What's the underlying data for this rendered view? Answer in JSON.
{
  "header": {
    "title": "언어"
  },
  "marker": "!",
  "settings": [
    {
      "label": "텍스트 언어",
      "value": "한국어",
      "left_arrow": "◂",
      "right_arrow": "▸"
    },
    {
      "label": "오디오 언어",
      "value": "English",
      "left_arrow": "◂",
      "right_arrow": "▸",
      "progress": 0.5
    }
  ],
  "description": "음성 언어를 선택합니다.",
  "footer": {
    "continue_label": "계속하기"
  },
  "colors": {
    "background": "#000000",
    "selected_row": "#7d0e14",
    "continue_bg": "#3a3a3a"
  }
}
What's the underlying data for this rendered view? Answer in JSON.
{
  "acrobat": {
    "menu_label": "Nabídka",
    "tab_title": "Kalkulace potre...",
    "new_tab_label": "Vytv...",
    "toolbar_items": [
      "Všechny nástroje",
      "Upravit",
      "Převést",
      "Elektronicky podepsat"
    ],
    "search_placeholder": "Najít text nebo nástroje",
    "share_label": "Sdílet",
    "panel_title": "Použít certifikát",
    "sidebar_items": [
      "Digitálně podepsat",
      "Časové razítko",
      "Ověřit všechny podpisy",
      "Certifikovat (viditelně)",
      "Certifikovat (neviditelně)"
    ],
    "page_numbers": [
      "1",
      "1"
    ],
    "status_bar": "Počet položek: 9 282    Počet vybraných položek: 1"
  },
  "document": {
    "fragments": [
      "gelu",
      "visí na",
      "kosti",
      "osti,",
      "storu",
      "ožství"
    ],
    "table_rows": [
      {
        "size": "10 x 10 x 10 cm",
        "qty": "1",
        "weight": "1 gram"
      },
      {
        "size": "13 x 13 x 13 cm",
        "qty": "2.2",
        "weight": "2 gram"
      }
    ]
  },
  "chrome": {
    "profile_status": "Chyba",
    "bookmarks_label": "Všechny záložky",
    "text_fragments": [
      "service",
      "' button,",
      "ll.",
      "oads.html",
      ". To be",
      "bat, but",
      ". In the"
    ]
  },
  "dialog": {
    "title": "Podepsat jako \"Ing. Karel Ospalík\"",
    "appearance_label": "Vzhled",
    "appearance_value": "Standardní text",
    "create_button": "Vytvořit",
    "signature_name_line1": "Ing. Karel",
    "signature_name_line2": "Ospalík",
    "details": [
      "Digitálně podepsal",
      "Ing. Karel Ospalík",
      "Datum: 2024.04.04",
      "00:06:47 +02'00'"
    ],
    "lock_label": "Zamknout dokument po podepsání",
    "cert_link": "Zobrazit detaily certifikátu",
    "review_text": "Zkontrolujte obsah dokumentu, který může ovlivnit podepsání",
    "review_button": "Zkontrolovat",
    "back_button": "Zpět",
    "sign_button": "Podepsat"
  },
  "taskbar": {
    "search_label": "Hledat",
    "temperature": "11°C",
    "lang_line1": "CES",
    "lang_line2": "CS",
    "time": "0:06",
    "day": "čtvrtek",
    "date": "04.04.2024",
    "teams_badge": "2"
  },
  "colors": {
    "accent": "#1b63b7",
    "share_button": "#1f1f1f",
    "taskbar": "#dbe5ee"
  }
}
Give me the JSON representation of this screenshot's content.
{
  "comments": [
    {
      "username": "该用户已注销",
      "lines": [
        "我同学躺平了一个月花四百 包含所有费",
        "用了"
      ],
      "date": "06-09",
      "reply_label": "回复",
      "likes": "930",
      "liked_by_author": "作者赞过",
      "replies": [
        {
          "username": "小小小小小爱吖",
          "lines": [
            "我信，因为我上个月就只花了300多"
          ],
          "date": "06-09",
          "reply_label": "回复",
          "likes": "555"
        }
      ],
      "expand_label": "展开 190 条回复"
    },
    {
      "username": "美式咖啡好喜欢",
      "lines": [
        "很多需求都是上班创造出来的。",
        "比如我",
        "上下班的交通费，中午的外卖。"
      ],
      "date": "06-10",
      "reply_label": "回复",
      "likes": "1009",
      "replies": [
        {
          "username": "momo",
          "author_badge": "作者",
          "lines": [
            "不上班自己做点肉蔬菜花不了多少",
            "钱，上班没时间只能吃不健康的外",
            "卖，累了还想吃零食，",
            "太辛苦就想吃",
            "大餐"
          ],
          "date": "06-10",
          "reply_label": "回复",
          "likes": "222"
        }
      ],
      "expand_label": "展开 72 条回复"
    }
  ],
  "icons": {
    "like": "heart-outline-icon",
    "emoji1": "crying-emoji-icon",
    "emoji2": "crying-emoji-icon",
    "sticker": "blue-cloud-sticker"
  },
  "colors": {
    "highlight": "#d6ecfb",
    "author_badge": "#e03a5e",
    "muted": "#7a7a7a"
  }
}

::::::::

◆ **Exercise description**
Copy out each line above, character for character.

◆ **Response to the task**
What's the underlying data for this rendered view? Answer in JSON.
{
  "header": {
    "title": "언어"
  },
  "marker": "!",
  "settings": [
    {
      "label": "텍스트 언어",
      "value": "한국어",
      "left_arrow": "◂",
      "right_arrow": "▸"
    },
    {
      "label": "오디오 언어",
      "value": "English",
      "left_arrow": "◂",
      "right_arrow": "▸",
      "progress": 0.5
    }
  ],
  "description": "음성 언어를 선택합니다.",
  "footer": {
    "continue_label": "계속하기"
  },
  "colors": {
    "background": "#000000",
    "selected_row": "#7d0e14",
    "continue_bg": "#3a3a3a"
  }
}
What's the underlying data for this rendered view? Answer in JSON.
{
  "acrobat": {
    "menu_label": "Nabídka",
    "tab_title": "Kalkulace potre...",
    "new_tab_label": "Vytv...",
    "toolbar_items": [
      "Všechny nástroje",
      "Upravit",
      "Převést",
      "Elektronicky podepsat"
    ],
    "search_placeholder": "Najít text nebo nástroje",
    "share_label": "Sdílet",
    "panel_title": "Použít certifikát",
    "sidebar_items": [
      "Digitálně podepsat",
      "Časové razítko",
      "Ověřit všechny podpisy",
      "Certifikovat (viditelně)",
      "Certifikovat (neviditelně)"
    ],
    "page_numbers": [
      "1",
      "1"
    ],
    "status_bar": "Počet položek: 9 282    Počet vybraných položek: 1"
  },
  "document": {
    "fragments": [
      "gelu",
      "visí na",
      "kosti",
      "osti,",
      "storu",
      "ožství"
    ],
    "table_rows": [
      {
        "size": "10 x 10 x 10 cm",
        "qty": "1",
        "weight": "1 gram"
      },
      {
        "size": "13 x 13 x 13 cm",
        "qty": "2.2",
        "weight": "2 gram"
      }
    ]
  },
  "chrome": {
    "profile_status": "Chyba",
    "bookmarks_label": "Všechny záložky",
    "text_fragments": [
      "service",
      "' button,",
      "ll.",
      "oads.html",
      ". To be",
      "bat, but",
      ". In the"
    ]
  },
  "dialog": {
    "title": "Podepsat jako \"Ing. Karel Ospalík\"",
    "appearance_label": "Vzhled",
    "appearance_value": "Standardní text",
    "create_button": "Vytvořit",
    "signature_name_line1": "Ing. Karel",
    "signature_name_line2": "Ospalík",
    "details": [
      "Digitálně podepsal",
      "Ing. Karel Ospalík",
      "Datum: 2024.04.04",
      "00:06:47 +02'00'"
    ],
    "lock_label": "Zamknout dokument po podepsání",
    "cert_link": "Zobrazit detaily certifikátu",
    "review_text": "Zkontrolujte obsah dokumentu, který může ovlivnit podepsání",
    "review_button": "Zkontrolovat",
    "back_button": "Zpět",
    "sign_button": "Podepsat"
  },
  "taskbar": {
    "search_label": "Hledat",
    "temperature": "11°C",
    "lang_line1": "CES",
    "lang_line2": "CS",
    "time": "0:06",
    "day": "čtvrtek",
    "date": "04.04.2024",
    "teams_badge": "2"
  },
  "colors": {
    "accent": "#1b63b7",
    "share_button": "#1f1f1f",
    "taskbar": "#dbe5ee"
  }
}
Give me the JSON representation of this screenshot's content.
{
  "comments": [
    {
      "username": "该用户已注销",
      "lines": [
        "我同学躺平了一个月花四百 包含所有费",
        "用了"
      ],
      "date": "06-09",
      "reply_label": "回复",
      "likes": "930",
      "liked_by_author": "作者赞过",
      "replies": [
        {
          "username": "小小小小小爱吖",
          "lines": [
            "我信，因为我上个月就只花了300多"
          ],
          "date": "06-09",
          "reply_label": "回复",
          "likes": "555"
        }
      ],
      "expand_label": "展开 190 条回复"
    },
    {
      "username": "美式咖啡好喜欢",
      "lines": [
        "很多需求都是上班创造出来的。",
        "比如我",
        "上下班的交通费，中午的外卖。"
      ],
      "date": "06-10",
      "reply_label": "回复",
      "likes": "1009",
      "replies": [
        {
          "username": "momo",
          "author_badge": "作者",
          "lines": [
            "不上班自己做点肉蔬菜花不了多少",
            "钱，上班没时间只能吃不健康的外",
            "卖，累了还想吃零食，",
            "太辛苦就想吃",
            "大餐"
          ],
          "date": "06-10",
          "reply_label": "回复",
          "likes": "222"
        }
      ],
      "expand_label": "展开 72 条回复"
    }
  ],
  "icons": {
    "like": "heart-outline-icon",
    "emoji1": "crying-emoji-icon",
    "emoji2": "crying-emoji-icon",
    "sticker": "blue-cloud-sticker"
  },
  "colors": {
    "highlight": "#d6ecfb",
    "author_badge": "#e03a5e",
    "muted": "#7a7a7a"
  }
}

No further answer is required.